Stored data entries:
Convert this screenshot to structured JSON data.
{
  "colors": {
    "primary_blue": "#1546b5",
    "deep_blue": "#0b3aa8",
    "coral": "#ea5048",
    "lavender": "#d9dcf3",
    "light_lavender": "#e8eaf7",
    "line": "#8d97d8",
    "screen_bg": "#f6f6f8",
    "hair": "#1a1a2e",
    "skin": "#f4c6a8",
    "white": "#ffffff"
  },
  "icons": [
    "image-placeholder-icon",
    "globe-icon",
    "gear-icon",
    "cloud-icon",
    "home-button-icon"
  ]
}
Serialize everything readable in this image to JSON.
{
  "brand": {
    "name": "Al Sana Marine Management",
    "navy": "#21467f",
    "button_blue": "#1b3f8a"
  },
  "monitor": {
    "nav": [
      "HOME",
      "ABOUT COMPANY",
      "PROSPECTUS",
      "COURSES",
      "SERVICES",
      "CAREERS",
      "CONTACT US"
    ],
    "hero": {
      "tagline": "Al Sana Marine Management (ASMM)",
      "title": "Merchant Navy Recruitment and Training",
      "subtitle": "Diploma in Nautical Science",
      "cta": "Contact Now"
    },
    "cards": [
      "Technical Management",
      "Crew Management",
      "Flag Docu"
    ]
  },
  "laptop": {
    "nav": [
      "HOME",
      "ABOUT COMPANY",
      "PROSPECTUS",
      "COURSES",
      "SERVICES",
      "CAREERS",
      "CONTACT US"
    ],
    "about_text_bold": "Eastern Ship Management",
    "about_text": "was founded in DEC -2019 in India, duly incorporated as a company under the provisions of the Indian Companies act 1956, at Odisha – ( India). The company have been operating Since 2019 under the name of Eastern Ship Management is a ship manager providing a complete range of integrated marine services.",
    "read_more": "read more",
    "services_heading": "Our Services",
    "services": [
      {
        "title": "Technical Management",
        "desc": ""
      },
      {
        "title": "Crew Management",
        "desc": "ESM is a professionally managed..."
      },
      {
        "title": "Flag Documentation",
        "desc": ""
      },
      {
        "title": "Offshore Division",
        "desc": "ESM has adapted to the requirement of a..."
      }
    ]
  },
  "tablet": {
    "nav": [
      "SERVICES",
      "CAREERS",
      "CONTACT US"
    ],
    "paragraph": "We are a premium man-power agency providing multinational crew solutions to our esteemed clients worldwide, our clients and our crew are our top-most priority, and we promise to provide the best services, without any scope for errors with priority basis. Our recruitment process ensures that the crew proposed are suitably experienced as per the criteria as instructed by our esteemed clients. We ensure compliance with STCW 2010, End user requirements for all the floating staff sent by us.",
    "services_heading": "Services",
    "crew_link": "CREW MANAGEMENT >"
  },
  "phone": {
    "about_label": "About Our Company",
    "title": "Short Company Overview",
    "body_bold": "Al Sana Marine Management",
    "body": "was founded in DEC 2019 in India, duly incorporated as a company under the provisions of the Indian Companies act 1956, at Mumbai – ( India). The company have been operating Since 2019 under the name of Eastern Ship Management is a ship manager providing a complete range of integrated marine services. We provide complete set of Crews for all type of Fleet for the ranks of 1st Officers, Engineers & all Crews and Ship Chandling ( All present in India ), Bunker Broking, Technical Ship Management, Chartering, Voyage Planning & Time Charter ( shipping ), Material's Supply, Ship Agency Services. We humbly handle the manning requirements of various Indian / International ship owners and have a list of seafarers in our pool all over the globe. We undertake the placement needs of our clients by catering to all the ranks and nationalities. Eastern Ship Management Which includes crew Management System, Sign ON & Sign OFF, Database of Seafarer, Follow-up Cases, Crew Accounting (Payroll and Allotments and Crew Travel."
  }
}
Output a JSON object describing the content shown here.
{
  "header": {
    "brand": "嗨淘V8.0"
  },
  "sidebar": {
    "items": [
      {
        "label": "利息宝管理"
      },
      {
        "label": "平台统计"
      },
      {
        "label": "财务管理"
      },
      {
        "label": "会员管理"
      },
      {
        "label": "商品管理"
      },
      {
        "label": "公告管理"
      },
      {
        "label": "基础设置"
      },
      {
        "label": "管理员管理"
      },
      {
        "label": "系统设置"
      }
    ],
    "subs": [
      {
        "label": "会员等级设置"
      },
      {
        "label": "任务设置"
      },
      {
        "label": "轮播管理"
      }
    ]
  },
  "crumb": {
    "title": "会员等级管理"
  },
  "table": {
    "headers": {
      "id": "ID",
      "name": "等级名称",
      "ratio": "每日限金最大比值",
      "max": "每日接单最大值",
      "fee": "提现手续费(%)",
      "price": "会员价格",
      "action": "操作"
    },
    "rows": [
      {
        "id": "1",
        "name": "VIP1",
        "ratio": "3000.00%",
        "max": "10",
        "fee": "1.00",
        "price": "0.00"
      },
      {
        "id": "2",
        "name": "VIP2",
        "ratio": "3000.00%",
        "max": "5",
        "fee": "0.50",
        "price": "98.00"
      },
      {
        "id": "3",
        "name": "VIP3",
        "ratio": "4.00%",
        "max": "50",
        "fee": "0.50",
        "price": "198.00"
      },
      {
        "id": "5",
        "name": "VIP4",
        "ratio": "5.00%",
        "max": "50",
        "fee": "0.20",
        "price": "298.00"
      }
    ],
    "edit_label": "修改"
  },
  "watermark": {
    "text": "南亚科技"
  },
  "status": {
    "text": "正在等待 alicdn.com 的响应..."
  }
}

What you are asked to do
Give an exact repetition of all the material.

Result of this task
Convert this screenshot to structured JSON data.
{
  "colors": {
    "primary_blue": "#1546b5",
    "deep_blue": "#0b3aa8",
    "coral": "#ea5048",
    "lavender": "#d9dcf3",
    "light_lavender": "#e8eaf7",
    "line": "#8d97d8",
    "screen_bg": "#f6f6f8",
    "hair": "#1a1a2e",
    "skin": "#f4c6a8",
    "white": "#ffffff"
  },
  "icons": [
    "image-placeholder-icon",
    "globe-icon",
    "gear-icon",
    "cloud-icon",
    "home-button-icon"
  ]
}
Serialize everything readable in this image to JSON.
{
  "brand": {
    "name": "Al Sana Marine Management",
    "navy": "#21467f",
    "button_blue": "#1b3f8a"
  },
  "monitor": {
    "nav": [
      "HOME",
      "ABOUT COMPANY",
      "PROSPECTUS",
      "COURSES",
      "SERVICES",
      "CAREERS",
      "CONTACT US"
    ],
    "hero": {
      "tagline": "Al Sana Marine Management (ASMM)",
      "title": "Merchant Navy Recruitment and Training",
      "subtitle": "Diploma in Nautical Science",
      "cta": "Contact Now"
    },
    "cards": [
      "Technical Management",
      "Crew Management",
      "Flag Docu"
    ]
  },
  "laptop": {
    "nav": [
      "HOME",
      "ABOUT COMPANY",
      "PROSPECTUS",
      "COURSES",
      "SERVICES",
      "CAREERS",
      "CONTACT US"
    ],
    "about_text_bold": "Eastern Ship Management",
    "about_text": "was founded in DEC -2019 in India, duly incorporated as a company under the provisions of the Indian Companies act 1956, at Odisha – ( India). The company have been operating Since 2019 under the name of Eastern Ship Management is a ship manager providing a complete range of integrated marine services.",
    "read_more": "read more",
    "services_heading": "Our Services",
    "services": [
      {
        "title": "Technical Management",
        "desc": ""
      },
      {
        "title": "Crew Management",
        "desc": "ESM is a professionally managed..."
      },
      {
        "title": "Flag Documentation",
        "desc": ""
      },
      {
        "title": "Offshore Division",
        "desc": "ESM has adapted to the requirement of a..."
      }
    ]
  },
  "tablet": {
    "nav": [
      "SERVICES",
      "CAREERS",
      "CONTACT US"
    ],
    "paragraph": "We are a premium man-power agency providing multinational crew solutions to our esteemed clients worldwide, our clients and our crew are our top-most priority, and we promise to provide the best services, without any scope for errors with priority basis. Our recruitment process ensures that the crew proposed are suitably experienced as per the criteria as instructed by our esteemed clients. We ensure compliance with STCW 2010, End user requirements for all the floating staff sent by us.",
    "services_heading": "Services",
    "crew_link": "CREW MANAGEMENT >"
  },
  "phone": {
    "about_label": "About Our Company",
    "title": "Short Company Overview",
    "body_bold": "Al Sana Marine Management",
    "body": "was founded in DEC 2019 in India, duly incorporated as a company under the provisions of the Indian Companies act 1956, at Mumbai – ( India). The company have been operating Since 2019 under the name of Eastern Ship Management is a ship manager providing a complete range of integrated marine services. We provide complete set of Crews for all type of Fleet for the ranks of 1st Officers, Engineers & all Crews and Ship Chandling ( All present in India ), Bunker Broking, Technical Ship Management, Chartering, Voyage Planning & Time Charter ( shipping ), Material's Supply, Ship Agency Services. We humbly handle the manning requirements of various Indian / International ship owners and have a list of seafarers in our pool all over the globe. We undertake the placement needs of our clients by catering to all the ranks and nationalities. Eastern Ship Management Which includes crew Management System, Sign ON & Sign OFF, Database of Seafarer, Follow-up Cases, Crew Accounting (Payroll and Allotments and Crew Travel."
  }
}
Output a JSON object describing the content shown here.
{
  "header": {
    "brand": "嗨淘V8.0"
  },
  "sidebar": {
    "items": [
      {
        "label": "利息宝管理"
      },
      {
        "label": "平台统计"
      },
      {
        "label": "财务管理"
      },
      {
        "label": "会员管理"
      },
      {
        "label": "商品管理"
      },
      {
        "label": "公告管理"
      },
      {
        "label": "基础设置"
      },
      {
        "label": "管理员管理"
      },
      {
        "label": "系统设置"
      }
    ],
    "subs": [
      {
        "label": "会员等级设置"
      },
      {
        "label": "任务设置"
      },
      {
        "label": "轮播管理"
      }
    ]
  },
  "crumb": {
    "title": "会员等级管理"
  },
  "table": {
    "headers": {
      "id": "ID",
      "name": "等级名称",
      "ratio": "每日限金最大比值",
      "max": "每日接单最大值",
      "fee": "提现手续费(%)",
      "price": "会员价格",
      "action": "操作"
    },
    "rows": [
      {
        "id": "1",
        "name": "VIP1",
        "ratio": "3000.00%",
        "max": "10",
        "fee": "1.00",
        "price": "0.00"
      },
      {
        "id": "2",
        "name": "VIP2",
        "ratio": "3000.00%",
        "max": "5",
        "fee": "0.50",
        "price": "98.00"
      },
      {
        "id": "3",
        "name": "VIP3",
        "ratio": "4.00%",
        "max": "50",
        "fee": "0.50",
        "price": "198.00"
      },
      {
        "id": "5",
        "name": "VIP4",
        "ratio": "5.00%",
        "max": "50",
        "fee": "0.20",
        "price": "298.00"
      }
    ],
    "edit_label": "修改"
  },
  "watermark": {
    "text": "南亚科技"
  },
  "status": {
    "text": "正在等待 alicdn.com 的响应..."
  }
}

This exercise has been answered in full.